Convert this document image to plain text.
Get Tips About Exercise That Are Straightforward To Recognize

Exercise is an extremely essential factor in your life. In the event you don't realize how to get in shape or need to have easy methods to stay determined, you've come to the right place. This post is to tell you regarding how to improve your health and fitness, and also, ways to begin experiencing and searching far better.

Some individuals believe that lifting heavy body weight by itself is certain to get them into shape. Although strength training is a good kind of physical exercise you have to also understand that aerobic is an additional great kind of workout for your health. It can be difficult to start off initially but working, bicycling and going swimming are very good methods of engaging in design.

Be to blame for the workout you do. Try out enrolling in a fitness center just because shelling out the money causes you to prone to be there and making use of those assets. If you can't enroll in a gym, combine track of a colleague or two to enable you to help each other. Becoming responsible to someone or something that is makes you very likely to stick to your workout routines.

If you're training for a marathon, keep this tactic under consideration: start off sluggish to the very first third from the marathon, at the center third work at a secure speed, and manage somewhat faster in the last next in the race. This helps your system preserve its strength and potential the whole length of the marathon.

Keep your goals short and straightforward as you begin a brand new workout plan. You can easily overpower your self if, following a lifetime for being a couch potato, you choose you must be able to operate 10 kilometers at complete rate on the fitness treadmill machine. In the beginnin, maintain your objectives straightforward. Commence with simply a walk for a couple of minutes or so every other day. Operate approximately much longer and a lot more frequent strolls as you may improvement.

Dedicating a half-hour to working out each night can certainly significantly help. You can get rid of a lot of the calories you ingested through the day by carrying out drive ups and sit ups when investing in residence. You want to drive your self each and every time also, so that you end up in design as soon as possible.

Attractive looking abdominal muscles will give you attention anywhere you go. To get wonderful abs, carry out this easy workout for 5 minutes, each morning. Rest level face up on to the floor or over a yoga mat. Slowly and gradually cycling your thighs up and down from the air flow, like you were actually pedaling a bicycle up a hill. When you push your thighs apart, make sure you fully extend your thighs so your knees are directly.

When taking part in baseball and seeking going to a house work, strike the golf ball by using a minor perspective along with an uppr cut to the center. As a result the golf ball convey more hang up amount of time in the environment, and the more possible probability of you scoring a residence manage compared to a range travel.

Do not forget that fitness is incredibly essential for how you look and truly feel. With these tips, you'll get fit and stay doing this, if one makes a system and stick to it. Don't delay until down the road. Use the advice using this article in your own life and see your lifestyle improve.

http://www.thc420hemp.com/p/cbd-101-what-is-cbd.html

--------------------

* Stated exercise: Above are the records; copy all of them exactly.

* Exercise response:
Convert this document image to plain text.
Get Tips About Exercise That Are Straightforward To Recognize

Exercise is an extremely essential factor in your life. In the event you don't realize how to get in shape or need to have easy methods to stay determined, you've come to the right place. This post is to tell you regarding how to improve your health and fitness, and also, ways to begin experiencing and searching far better.

Some individuals believe that lifting heavy body weight by itself is certain to get them into shape. Although strength training is a good kind of physical exercise you have to also understand that aerobic is an additional great kind of workout for your health. It can be difficult to start off initially but working, bicycling and going swimming are very good methods of engaging in design.

Be to blame for the workout you do. Try out enrolling in a fitness center just because shelling out the money causes you to prone to be there and making use of those assets. If you can't enroll in a gym, combine track of a colleague or two to enable you to help each other. Becoming responsible to someone or something that is makes you very likely to stick to your workout routines.

If you're training for a marathon, keep this tactic under consideration: start off sluggish to the very first third from the marathon, at the center third work at a secure speed, and manage somewhat faster in the last next in the race. This helps your system preserve its strength and potential the whole length of the marathon.

Keep your goals short and straightforward as you begin a brand new workout plan. You can easily overpower your self if, following a lifetime for being a couch potato, you choose you must be able to operate 10 kilometers at complete rate on the fitness treadmill machine. In the beginnin, maintain your objectives straightforward. Commence with simply a walk for a couple of minutes or so every other day. Operate approximately much longer and a lot more frequent strolls as you may improvement.

Dedicating a half-hour to working out each night can certainly significantly help. You can get rid of a lot of the calories you ingested through the day by carrying out drive ups and sit ups when investing in residence. You want to drive your self each and every time also, so that you end up in design as soon as possible.

Attractive looking abdominal muscles will give you attention anywhere you go. To get wonderful abs, carry out this easy workout for 5 minutes, each morning. Rest level face up on to the floor or over a yoga mat. Slowly and gradually cycling your thighs up and down from the air flow, like you were actually pedaling a bicycle up a hill. When you push your thighs apart, make sure you fully extend your thighs so your knees are directly.

When taking part in baseball and seeking going to a house work, strike the golf ball by using a minor perspective along with an uppr cut to the center. As a result the golf ball convey more hang up amount of time in the environment, and the more possible probability of you scoring a residence manage compared to a range travel.

Do not forget that fitness is incredibly essential for how you look and truly feel. With these tips, you'll get fit and stay doing this, if one makes a system and stick to it. Don't delay until down the road. Use the advice using this article in your own life and see your lifestyle improve.

http://www.thc420hemp.com/p/cbd-101-what-is-cbd.html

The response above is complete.